▶ [Goal] Copy out, from the entries below, each line holding the string "Race".

▶ [Items from a data source]
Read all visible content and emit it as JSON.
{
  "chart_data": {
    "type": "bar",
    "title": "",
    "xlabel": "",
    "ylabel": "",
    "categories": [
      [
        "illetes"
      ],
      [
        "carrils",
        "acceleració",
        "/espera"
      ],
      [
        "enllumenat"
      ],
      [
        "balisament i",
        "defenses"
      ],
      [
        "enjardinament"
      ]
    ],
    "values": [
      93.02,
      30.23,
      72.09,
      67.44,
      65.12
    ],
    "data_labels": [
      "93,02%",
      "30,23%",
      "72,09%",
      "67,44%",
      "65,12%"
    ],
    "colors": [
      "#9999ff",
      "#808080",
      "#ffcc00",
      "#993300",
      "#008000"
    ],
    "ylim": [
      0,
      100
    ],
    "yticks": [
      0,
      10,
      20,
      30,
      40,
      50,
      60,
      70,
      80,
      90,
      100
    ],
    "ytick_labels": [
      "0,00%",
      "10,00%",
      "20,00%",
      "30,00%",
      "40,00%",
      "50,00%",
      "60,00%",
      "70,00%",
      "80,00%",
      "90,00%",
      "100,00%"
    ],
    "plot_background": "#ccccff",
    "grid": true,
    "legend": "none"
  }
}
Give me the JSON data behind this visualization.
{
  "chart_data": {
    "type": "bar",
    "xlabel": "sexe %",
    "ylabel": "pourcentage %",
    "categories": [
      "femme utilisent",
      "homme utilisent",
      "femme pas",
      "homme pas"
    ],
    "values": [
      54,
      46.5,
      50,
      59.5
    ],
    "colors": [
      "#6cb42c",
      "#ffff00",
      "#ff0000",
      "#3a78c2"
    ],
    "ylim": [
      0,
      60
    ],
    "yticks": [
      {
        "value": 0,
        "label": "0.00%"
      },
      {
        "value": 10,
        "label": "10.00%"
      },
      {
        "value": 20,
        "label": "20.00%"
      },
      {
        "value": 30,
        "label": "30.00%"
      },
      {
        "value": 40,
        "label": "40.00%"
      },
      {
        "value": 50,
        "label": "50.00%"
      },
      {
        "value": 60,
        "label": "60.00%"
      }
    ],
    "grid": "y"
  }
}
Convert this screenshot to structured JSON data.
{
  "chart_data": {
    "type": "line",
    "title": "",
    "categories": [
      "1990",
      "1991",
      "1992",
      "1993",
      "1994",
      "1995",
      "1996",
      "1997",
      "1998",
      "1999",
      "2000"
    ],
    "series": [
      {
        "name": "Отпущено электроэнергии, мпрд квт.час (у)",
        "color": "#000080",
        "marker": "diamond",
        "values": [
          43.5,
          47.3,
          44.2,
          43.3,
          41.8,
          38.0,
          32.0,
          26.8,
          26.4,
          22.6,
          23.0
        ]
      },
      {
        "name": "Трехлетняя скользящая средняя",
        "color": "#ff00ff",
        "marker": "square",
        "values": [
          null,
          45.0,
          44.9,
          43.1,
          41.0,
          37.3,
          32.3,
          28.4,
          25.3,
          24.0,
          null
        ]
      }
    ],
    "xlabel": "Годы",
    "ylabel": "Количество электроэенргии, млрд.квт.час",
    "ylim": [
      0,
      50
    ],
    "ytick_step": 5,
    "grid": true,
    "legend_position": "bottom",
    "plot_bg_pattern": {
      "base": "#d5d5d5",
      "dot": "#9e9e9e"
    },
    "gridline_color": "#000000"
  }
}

--

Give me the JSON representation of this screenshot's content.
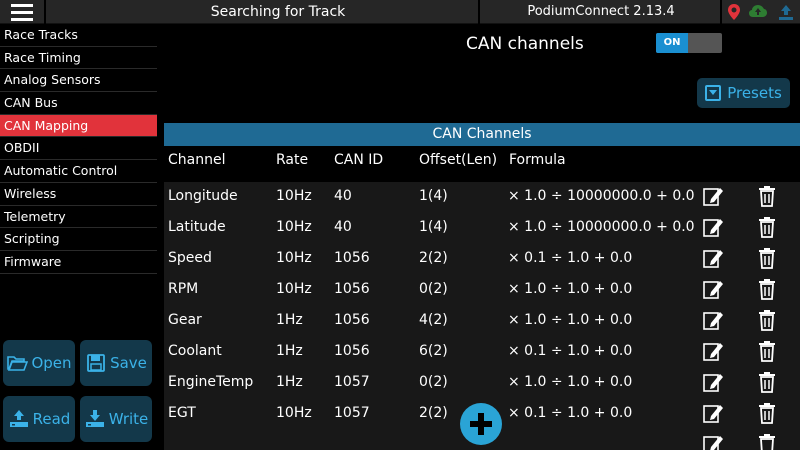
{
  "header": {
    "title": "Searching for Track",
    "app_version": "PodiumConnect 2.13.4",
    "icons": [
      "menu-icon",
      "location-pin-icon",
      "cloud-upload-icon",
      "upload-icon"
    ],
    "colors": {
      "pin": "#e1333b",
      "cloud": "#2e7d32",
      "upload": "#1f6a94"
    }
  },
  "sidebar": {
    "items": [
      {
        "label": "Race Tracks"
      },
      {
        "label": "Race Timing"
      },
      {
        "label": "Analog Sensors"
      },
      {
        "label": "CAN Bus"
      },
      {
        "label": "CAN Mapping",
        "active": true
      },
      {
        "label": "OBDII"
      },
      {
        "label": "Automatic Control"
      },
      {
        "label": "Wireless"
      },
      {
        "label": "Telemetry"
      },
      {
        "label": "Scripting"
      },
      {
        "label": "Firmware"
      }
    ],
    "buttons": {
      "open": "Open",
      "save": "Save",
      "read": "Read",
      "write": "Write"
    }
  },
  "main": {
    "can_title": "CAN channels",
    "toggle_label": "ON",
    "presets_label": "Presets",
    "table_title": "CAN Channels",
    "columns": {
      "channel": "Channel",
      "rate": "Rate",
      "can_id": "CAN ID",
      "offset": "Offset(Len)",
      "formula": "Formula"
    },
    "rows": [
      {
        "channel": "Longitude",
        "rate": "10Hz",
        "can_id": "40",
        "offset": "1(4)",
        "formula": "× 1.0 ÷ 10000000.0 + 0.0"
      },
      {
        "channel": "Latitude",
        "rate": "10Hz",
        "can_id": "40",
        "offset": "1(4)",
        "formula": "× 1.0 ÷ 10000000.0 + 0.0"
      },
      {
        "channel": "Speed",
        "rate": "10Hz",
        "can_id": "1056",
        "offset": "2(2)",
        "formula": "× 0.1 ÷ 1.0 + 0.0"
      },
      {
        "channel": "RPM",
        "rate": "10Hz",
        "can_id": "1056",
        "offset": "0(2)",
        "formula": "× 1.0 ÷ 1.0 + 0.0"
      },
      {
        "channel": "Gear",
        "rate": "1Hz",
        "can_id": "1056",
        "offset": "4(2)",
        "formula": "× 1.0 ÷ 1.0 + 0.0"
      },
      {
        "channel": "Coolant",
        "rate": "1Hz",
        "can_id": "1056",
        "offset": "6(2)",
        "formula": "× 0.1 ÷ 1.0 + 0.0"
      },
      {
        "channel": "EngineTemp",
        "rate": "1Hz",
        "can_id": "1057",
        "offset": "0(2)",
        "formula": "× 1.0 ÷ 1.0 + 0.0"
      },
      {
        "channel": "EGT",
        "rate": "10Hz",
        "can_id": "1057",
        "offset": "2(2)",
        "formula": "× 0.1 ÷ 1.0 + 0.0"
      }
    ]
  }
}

* * *

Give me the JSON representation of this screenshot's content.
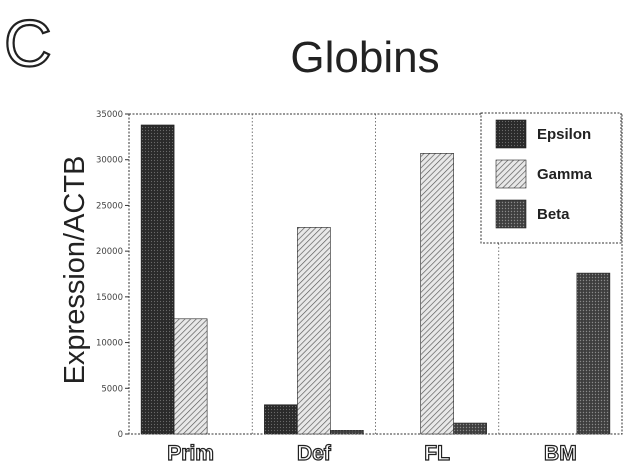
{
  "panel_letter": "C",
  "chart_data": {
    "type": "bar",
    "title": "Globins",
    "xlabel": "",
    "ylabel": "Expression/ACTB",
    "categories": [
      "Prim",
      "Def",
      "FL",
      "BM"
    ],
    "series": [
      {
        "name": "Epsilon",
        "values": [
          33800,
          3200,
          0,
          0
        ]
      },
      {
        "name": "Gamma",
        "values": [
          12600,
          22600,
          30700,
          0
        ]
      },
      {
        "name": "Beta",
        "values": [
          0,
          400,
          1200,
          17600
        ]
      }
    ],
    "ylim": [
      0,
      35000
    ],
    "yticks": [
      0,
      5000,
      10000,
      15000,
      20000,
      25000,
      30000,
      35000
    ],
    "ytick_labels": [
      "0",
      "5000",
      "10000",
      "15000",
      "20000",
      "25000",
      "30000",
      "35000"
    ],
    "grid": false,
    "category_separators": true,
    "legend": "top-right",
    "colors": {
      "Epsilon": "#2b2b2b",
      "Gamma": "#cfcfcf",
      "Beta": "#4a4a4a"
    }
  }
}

▶ [The result]
        "label": "Race Tracks"
        "label": "Race Timing"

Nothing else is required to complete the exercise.